## Supplied passage:

# MG 6 what do you think??



## Grizzle (Jul 12, 2006)

http://www.mg.co.uk/mg6.html

Not sure on the styling.... may grow on me though i wouldnt say its a god awful car but....yeh....anyway i hope it brings more jobs so far they have took on 400 people :thumb:


----------



## Avanti (Jan 17, 2006)

Grizzle said:


> http://www.mg.co.uk/mg6.html
> 
> Not sure on the styling.... may grow on me though i wouldnt say its a god awful car but....yeh....anyway i hope it brings more jobs so far they have took on 400 people :thumb:


The price is certainly competitive :thumb:


----------



## mini-eggs (Nov 29, 2007)

Its not a bad car when you look at the spec you get for the price.

There's no wow factor there, but its by no means ugly. Hope it does well, be good to see the MG badge back on the roads.


----------



## tommys (Dec 29, 2010)

Not great but I think its OK


----------



## Dixondmn (Oct 12, 2007)

## Exercise A:
Echo the rows unchanged, from the first row through the line containing "- heatmap-cell: [427, 110, 444, 127]", inclusive.
The MG 6 thread and the rows after it are unrelated material.

## Data extract:

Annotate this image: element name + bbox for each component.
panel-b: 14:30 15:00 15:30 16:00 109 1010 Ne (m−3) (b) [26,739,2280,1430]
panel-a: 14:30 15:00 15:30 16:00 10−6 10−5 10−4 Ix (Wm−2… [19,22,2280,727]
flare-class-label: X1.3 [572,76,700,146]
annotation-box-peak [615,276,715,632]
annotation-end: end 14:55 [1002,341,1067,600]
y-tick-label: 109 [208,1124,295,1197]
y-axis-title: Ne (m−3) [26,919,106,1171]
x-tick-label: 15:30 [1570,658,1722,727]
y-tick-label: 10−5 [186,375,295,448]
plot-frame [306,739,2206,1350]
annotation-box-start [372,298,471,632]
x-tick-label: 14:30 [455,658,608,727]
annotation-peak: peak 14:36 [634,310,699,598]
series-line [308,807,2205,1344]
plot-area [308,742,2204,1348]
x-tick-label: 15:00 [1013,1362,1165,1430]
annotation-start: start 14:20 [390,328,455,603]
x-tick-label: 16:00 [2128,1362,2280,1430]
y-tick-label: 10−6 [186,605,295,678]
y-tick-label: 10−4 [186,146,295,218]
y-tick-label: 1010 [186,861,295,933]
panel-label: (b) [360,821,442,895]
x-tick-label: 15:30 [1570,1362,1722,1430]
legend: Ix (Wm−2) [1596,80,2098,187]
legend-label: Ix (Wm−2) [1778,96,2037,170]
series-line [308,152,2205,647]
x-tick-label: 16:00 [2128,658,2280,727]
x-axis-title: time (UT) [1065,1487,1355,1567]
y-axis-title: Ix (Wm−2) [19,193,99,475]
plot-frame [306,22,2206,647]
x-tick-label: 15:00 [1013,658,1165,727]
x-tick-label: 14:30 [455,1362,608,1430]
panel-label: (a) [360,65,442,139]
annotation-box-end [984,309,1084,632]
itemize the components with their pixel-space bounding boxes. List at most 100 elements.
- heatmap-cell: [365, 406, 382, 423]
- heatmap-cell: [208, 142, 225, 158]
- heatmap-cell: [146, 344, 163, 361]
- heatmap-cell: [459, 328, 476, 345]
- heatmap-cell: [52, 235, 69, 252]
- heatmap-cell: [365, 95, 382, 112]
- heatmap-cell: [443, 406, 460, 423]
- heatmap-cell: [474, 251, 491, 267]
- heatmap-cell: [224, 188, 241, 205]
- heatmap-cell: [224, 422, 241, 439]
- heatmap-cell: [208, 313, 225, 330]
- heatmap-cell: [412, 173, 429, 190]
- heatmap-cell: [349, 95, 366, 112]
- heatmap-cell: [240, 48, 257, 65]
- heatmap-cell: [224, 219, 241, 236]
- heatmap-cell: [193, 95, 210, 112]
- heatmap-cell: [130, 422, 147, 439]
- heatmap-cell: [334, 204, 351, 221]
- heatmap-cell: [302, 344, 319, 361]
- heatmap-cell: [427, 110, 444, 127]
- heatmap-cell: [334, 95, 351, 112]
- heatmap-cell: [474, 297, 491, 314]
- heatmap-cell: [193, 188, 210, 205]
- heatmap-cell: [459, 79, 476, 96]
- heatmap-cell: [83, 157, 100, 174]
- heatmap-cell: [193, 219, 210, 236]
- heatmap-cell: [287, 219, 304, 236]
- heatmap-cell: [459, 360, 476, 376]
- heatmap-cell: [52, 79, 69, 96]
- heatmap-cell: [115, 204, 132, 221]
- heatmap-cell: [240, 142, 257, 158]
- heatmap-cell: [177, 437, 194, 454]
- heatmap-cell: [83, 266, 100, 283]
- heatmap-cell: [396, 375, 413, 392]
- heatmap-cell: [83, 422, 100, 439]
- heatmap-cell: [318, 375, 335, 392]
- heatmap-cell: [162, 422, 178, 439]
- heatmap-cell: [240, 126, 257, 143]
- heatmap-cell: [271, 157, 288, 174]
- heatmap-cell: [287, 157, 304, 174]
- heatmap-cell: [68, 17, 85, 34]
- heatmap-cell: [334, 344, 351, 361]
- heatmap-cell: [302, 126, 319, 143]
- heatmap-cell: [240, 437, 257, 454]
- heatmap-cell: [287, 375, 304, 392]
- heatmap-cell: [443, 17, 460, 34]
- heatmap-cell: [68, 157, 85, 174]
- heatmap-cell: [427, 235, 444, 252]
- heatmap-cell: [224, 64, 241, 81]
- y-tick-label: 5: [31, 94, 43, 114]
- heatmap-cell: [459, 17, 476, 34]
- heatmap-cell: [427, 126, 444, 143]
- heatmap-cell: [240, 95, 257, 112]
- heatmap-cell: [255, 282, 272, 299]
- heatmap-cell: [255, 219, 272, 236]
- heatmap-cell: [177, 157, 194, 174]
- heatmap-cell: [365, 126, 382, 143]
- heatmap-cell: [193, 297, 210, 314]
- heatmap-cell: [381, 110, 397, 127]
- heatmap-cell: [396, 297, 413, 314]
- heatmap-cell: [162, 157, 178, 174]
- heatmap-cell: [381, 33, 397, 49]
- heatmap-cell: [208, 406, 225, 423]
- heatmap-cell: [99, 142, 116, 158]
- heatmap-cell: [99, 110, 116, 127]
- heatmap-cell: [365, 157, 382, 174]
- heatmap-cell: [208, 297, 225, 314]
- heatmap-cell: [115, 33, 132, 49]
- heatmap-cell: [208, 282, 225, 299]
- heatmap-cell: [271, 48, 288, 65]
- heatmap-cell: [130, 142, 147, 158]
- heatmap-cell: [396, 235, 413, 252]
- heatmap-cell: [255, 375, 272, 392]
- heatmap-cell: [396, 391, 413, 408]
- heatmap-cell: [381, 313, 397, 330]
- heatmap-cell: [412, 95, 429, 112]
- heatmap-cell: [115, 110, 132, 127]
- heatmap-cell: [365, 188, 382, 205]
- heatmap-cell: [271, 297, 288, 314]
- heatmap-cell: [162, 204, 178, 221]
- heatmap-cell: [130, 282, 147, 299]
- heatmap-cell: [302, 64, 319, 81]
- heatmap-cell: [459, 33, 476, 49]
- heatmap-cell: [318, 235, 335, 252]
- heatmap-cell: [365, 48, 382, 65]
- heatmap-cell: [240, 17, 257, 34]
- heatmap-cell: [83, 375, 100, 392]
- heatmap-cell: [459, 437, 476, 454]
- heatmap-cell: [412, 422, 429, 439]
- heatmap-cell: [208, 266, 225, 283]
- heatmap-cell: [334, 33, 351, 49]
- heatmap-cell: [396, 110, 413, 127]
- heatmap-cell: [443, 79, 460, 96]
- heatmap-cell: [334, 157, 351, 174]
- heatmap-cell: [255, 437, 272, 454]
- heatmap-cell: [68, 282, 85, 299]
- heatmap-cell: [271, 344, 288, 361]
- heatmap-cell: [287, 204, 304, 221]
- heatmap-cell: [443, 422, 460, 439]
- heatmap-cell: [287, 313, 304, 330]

## Exercise B:
Reproduce the MG 6 thread between "## mini-eggs (Nov" and "(Dec 29, 2010)", inclusive, swapping "wow factor" for "real flair".

## Full output A:
Annotate this image: element name + bbox for each component.
panel-b: 14:30 15:00 15:30 16:00 109 1010 Ne (m−3) (b) [26,739,2280,1430]
panel-a: 14:30 15:00 15:30 16:00 10−6 10−5 10−4 Ix (Wm−2… [19,22,2280,727]
flare-class-label: X1.3 [572,76,700,146]
annotation-box-peak [615,276,715,632]
annotation-end: end 14:55 [1002,341,1067,600]
y-tick-label: 109 [208,1124,295,1197]
y-axis-title: Ne (m−3) [26,919,106,1171]
x-tick-label: 15:30 [1570,658,1722,727]
y-tick-label: 10−5 [186,375,295,448]
plot-frame [306,739,2206,1350]
annotation-box-start [372,298,471,632]
x-tick-label: 14:30 [455,658,608,727]
annotation-peak: peak 14:36 [634,310,699,598]
series-line [308,807,2205,1344]
plot-area [308,742,2204,1348]
x-tick-label: 15:00 [1013,1362,1165,1430]
annotation-start: start 14:20 [390,328,455,603]
x-tick-label: 16:00 [2128,1362,2280,1430]
y-tick-label: 10−6 [186,605,295,678]
y-tick-label: 10−4 [186,146,295,218]
y-tick-label: 1010 [186,861,295,933]
panel-label: (b) [360,821,442,895]
x-tick-label: 15:30 [1570,1362,1722,1430]
legend: Ix (Wm−2) [1596,80,2098,187]
legend-label: Ix (Wm−2) [1778,96,2037,170]
series-line [308,152,2205,647]
x-tick-label: 16:00 [2128,658,2280,727]
x-axis-title: time (UT) [1065,1487,1355,1567]
y-axis-title: Ix (Wm−2) [19,193,99,475]
plot-frame [306,22,2206,647]
x-tick-label: 15:00 [1013,658,1165,727]
x-tick-label: 14:30 [455,1362,608,1430]
panel-label: (a) [360,65,442,139]
annotation-box-end [984,309,1084,632]
itemize the components with their pixel-space bounding boxes. List at most 100 elements.
- heatmap-cell: [365, 406, 382, 423]
- heatmap-cell: [208, 142, 225, 158]
- heatmap-cell: [146, 344, 163, 361]
- heatmap-cell: [459, 328, 476, 345]
- heatmap-cell: [52, 235, 69, 252]
- heatmap-cell: [365, 95, 382, 112]
- heatmap-cell: [443, 406, 460, 423]
- heatmap-cell: [474, 251, 491, 267]
- heatmap-cell: [224, 188, 241, 205]
- heatmap-cell: [224, 422, 241, 439]
- heatmap-cell: [208, 313, 225, 330]
- heatmap-cell: [412, 173, 429, 190]
- heatmap-cell: [349, 95, 366, 112]
- heatmap-cell: [240, 48, 257, 65]
- heatmap-cell: [224, 219, 241, 236]
- heatmap-cell: [193, 95, 210, 112]
- heatmap-cell: [130, 422, 147, 439]
- heatmap-cell: [334, 204, 351, 221]
- heatmap-cell: [302, 344, 319, 361]
- heatmap-cell: [427, 110, 444, 127]

## Full output B:
## mini-eggs (Nov 29, 2007)

Its not a bad car when you look at the spec you get for the price.

There's no real flair there, but its by no means ugly. Hope it does well, be good to see the MG badge back on the roads.


----------



## tommys (Dec 29, 2010)